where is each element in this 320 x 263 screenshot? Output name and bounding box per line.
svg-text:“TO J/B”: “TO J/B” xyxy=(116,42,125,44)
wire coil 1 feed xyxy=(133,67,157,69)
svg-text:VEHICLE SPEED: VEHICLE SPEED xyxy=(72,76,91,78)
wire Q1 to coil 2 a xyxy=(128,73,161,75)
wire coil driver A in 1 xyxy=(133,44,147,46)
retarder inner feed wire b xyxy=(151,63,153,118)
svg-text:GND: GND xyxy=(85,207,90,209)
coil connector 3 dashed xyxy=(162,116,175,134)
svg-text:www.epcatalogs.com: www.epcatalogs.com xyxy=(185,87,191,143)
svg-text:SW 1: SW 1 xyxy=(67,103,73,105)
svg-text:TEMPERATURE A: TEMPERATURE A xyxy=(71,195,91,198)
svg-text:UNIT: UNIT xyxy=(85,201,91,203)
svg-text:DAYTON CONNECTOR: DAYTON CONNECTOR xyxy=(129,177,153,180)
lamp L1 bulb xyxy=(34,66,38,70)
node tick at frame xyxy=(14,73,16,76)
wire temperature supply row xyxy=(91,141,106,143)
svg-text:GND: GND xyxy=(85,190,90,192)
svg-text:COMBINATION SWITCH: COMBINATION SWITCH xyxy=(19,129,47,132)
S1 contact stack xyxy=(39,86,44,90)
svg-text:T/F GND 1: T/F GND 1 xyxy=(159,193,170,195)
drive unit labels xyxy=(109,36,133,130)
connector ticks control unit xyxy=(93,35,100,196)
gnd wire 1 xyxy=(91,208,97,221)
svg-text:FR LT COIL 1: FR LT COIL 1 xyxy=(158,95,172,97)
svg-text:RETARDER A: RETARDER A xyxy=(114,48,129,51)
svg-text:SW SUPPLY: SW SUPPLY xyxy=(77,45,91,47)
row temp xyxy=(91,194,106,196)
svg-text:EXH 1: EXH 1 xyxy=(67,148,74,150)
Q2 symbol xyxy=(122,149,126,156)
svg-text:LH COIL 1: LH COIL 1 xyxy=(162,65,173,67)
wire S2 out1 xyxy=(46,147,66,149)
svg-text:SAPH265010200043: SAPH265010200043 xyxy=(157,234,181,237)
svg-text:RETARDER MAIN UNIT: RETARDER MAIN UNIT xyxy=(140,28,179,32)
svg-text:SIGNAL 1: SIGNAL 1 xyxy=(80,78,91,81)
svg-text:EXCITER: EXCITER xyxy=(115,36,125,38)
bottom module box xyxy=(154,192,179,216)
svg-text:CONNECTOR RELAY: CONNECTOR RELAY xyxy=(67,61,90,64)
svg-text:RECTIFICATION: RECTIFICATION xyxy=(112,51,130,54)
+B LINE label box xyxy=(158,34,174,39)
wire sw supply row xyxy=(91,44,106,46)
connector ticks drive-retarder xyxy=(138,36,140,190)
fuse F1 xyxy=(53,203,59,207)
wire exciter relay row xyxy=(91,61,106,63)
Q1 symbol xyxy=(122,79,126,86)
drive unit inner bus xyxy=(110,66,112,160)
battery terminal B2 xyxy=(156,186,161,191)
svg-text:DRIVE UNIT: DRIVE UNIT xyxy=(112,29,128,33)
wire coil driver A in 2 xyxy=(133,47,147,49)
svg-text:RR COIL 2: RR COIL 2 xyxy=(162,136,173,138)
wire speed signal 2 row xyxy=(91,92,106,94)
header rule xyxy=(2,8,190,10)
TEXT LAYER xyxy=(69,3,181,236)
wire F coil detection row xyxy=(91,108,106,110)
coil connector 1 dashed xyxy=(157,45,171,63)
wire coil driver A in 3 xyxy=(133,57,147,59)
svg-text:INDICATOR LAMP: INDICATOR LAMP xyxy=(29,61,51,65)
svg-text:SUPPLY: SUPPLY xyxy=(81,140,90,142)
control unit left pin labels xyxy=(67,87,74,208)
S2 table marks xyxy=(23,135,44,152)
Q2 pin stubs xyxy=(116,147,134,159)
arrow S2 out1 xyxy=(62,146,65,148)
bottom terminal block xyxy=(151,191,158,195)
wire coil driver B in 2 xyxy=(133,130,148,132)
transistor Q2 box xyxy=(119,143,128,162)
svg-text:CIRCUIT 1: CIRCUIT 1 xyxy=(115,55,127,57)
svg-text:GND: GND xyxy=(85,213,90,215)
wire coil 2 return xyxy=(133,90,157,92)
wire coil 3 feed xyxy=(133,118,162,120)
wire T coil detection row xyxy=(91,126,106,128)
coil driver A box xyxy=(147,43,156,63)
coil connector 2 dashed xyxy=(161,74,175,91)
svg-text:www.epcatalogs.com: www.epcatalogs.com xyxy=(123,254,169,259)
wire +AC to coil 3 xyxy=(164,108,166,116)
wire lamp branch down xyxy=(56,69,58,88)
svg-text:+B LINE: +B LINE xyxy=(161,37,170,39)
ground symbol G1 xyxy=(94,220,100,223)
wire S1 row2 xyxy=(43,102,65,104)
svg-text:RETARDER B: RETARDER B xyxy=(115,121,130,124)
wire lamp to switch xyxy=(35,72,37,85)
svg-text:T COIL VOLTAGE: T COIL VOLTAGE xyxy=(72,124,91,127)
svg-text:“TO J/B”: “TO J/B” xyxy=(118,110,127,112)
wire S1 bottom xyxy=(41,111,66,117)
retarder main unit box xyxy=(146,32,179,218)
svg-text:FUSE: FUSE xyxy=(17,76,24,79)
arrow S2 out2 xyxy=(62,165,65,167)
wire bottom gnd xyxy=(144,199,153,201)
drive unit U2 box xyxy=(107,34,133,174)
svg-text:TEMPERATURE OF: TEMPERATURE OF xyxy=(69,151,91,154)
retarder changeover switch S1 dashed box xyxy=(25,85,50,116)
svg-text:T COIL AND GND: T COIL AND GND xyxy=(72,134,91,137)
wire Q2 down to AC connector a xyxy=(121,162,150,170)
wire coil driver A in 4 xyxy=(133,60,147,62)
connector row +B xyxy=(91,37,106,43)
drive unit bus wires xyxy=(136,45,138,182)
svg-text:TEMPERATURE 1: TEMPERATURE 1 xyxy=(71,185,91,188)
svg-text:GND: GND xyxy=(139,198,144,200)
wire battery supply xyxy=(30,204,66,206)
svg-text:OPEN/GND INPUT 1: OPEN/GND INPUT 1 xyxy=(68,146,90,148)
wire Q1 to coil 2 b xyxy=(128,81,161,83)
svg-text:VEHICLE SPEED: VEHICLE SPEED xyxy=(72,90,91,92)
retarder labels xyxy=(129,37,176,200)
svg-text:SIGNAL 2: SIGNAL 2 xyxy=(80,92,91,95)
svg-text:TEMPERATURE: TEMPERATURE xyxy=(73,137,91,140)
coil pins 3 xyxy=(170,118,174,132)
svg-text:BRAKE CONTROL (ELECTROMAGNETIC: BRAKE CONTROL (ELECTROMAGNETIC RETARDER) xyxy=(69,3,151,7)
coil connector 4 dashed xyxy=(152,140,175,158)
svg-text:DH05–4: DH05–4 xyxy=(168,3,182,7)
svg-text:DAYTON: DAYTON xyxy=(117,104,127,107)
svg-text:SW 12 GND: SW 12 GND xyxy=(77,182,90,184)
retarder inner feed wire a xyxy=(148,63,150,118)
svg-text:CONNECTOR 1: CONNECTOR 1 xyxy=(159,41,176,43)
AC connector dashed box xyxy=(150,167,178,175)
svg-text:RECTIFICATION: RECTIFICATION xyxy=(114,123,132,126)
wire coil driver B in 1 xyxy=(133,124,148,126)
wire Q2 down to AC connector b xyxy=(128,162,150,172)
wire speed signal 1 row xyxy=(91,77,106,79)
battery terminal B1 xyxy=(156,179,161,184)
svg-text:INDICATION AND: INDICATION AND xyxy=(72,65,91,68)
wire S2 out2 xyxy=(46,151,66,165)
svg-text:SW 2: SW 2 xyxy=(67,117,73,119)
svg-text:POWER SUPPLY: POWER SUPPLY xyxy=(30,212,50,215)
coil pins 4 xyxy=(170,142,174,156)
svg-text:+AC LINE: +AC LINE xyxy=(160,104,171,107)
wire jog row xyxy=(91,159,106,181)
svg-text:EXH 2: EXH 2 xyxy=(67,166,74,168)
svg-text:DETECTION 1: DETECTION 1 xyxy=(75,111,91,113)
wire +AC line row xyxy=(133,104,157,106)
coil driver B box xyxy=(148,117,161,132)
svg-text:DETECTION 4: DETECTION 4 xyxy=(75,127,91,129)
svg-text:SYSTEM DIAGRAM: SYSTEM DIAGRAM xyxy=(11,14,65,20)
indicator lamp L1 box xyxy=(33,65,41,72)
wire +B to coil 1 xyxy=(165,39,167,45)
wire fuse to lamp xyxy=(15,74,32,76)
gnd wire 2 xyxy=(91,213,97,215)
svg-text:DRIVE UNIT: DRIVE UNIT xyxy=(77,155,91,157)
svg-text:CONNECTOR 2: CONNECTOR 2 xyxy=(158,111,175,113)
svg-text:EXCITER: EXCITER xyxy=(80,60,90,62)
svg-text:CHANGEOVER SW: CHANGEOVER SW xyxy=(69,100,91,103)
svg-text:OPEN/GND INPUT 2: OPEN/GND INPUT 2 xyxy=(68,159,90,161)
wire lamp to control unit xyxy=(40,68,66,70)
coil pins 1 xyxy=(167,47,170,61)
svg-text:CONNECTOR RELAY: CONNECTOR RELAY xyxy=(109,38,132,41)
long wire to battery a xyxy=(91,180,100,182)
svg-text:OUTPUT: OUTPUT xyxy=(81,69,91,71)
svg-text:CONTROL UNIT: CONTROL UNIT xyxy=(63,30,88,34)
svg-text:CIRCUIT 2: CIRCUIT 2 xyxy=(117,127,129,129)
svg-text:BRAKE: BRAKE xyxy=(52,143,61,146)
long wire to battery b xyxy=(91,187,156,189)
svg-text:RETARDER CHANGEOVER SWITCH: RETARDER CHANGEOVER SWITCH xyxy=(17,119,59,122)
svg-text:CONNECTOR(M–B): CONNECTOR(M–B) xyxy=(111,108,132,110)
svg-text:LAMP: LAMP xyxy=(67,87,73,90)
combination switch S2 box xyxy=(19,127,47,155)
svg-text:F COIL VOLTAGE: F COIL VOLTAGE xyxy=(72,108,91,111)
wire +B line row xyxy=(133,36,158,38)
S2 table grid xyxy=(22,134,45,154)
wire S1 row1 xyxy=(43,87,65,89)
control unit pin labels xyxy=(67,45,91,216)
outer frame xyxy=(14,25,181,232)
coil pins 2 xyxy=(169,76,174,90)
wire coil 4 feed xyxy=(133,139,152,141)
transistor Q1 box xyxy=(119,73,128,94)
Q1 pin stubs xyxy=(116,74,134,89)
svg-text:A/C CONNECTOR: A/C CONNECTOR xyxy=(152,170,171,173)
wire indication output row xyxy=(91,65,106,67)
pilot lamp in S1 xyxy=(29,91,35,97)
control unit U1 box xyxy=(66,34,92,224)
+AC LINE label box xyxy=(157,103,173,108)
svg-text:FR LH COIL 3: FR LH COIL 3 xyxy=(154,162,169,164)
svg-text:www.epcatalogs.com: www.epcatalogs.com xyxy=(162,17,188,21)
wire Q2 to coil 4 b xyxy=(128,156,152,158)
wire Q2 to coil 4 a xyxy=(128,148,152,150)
* * *
▸ **Problem to work on**: Reproduce the items word for word, beginning with the first line and ending after the line that contains "connector ticks drive-retarder".

▸ **Answer to the exercise**:
where is each element in this 320 x 263 screenshot? Output name and bounding box per line.
svg-text:“TO J/B”: “TO J/B” xyxy=(116,42,125,44)
wire coil 1 feed xyxy=(133,67,157,69)
svg-text:VEHICLE SPEED: VEHICLE SPEED xyxy=(72,76,91,78)
wire Q1 to coil 2 a xyxy=(128,73,161,75)
wire coil driver A in 1 xyxy=(133,44,147,46)
retarder inner feed wire b xyxy=(151,63,153,118)
svg-text:GND: GND xyxy=(85,207,90,209)
coil connector 3 dashed xyxy=(162,116,175,134)
svg-text:www.epcatalogs.com: www.epcatalogs.com xyxy=(185,87,191,143)
svg-text:SW 1: SW 1 xyxy=(67,103,73,105)
svg-text:TEMPERATURE A: TEMPERATURE A xyxy=(71,195,91,198)
svg-text:UNIT: UNIT xyxy=(85,201,91,203)
svg-text:DAYTON CONNECTOR: DAYTON CONNECTOR xyxy=(129,177,153,180)
lamp L1 bulb xyxy=(34,66,38,70)
node tick at frame xyxy=(14,73,16,76)
wire temperature supply row xyxy=(91,141,106,143)
svg-text:GND: GND xyxy=(85,190,90,192)
svg-text:COMBINATION SWITCH: COMBINATION SWITCH xyxy=(19,129,47,132)
S1 contact stack xyxy=(39,86,44,90)
svg-text:T/F GND 1: T/F GND 1 xyxy=(159,193,170,195)
drive unit labels xyxy=(109,36,133,130)
connector ticks control unit xyxy=(93,35,100,196)
gnd wire 1 xyxy=(91,208,97,221)
svg-text:FR LT COIL 1: FR LT COIL 1 xyxy=(158,95,172,97)
svg-text:RETARDER A: RETARDER A xyxy=(114,48,129,51)
svg-text:SW SUPPLY: SW SUPPLY xyxy=(77,45,91,47)
row temp xyxy=(91,194,106,196)
svg-text:EXH 1: EXH 1 xyxy=(67,148,74,150)
Q2 symbol xyxy=(122,149,126,156)
svg-text:LH COIL 1: LH COIL 1 xyxy=(162,65,173,67)
wire S2 out1 xyxy=(46,147,66,149)
svg-text:SAPH265010200043: SAPH265010200043 xyxy=(157,234,181,237)
svg-text:RETARDER MAIN UNIT: RETARDER MAIN UNIT xyxy=(140,28,179,32)
svg-text:SIGNAL 1: SIGNAL 1 xyxy=(80,78,91,81)
svg-text:EXCITER: EXCITER xyxy=(115,36,125,38)
bottom module box xyxy=(154,192,179,216)
svg-text:CONNECTOR RELAY: CONNECTOR RELAY xyxy=(67,61,90,64)
svg-text:RECTIFICATION: RECTIFICATION xyxy=(112,51,130,54)
+B LINE label box xyxy=(158,34,174,39)
wire sw supply row xyxy=(91,44,106,46)
connector ticks drive-retarder xyxy=(138,36,140,190)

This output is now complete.